▶ [Exercise description] Write the listing out again, all of it, word for word.

▶ [Material to process]
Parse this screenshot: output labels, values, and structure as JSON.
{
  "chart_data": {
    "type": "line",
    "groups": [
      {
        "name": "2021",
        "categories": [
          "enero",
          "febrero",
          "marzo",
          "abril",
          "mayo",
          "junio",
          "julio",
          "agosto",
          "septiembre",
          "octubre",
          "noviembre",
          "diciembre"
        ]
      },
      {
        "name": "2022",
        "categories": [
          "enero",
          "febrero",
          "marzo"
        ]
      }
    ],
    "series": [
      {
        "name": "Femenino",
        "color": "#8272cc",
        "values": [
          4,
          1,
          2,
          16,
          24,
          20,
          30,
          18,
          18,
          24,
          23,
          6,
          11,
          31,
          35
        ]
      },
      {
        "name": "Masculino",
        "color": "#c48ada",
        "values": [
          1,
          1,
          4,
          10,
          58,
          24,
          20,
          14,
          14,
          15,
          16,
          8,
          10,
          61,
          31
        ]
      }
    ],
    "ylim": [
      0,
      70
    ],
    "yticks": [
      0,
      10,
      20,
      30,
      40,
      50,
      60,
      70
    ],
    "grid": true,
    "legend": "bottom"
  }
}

▶ [Task output]
Parse this screenshot: output labels, values, and structure as JSON.
{
  "chart_data": {
    "type": "line",
    "groups": [
      {
        "name": "2021",
        "categories": [
          "enero",
          "febrero",
          "marzo",
          "abril",
          "mayo",
          "junio",
          "julio",
          "agosto",
          "septiembre",
          "octubre",
          "noviembre",
          "diciembre"
        ]
      },
      {
        "name": "2022",
        "categories": [
          "enero",
          "febrero",
          "marzo"
        ]
      }
    ],
    "series": [
      {
        "name": "Femenino",
        "color": "#8272cc",
        "values": [
          4,
          1,
          2,
          16,
          24,
          20,
          30,
          18,
          18,
          24,
          23,
          6,
          11,
          31,
          35
        ]
      },
      {
        "name": "Masculino",
        "color": "#c48ada",
        "values": [
          1,
          1,
          4,
          10,
          58,
          24,
          20,
          14,
          14,
          15,
          16,
          8,
          10,
          61,
          31
        ]
      }
    ],
    "ylim": [
      0,
      70
    ],
    "yticks": [
      0,
      10,
      20,
      30,
      40,
      50,
      60,
      70
    ],
    "grid": true,
    "legend": "bottom"
  }
}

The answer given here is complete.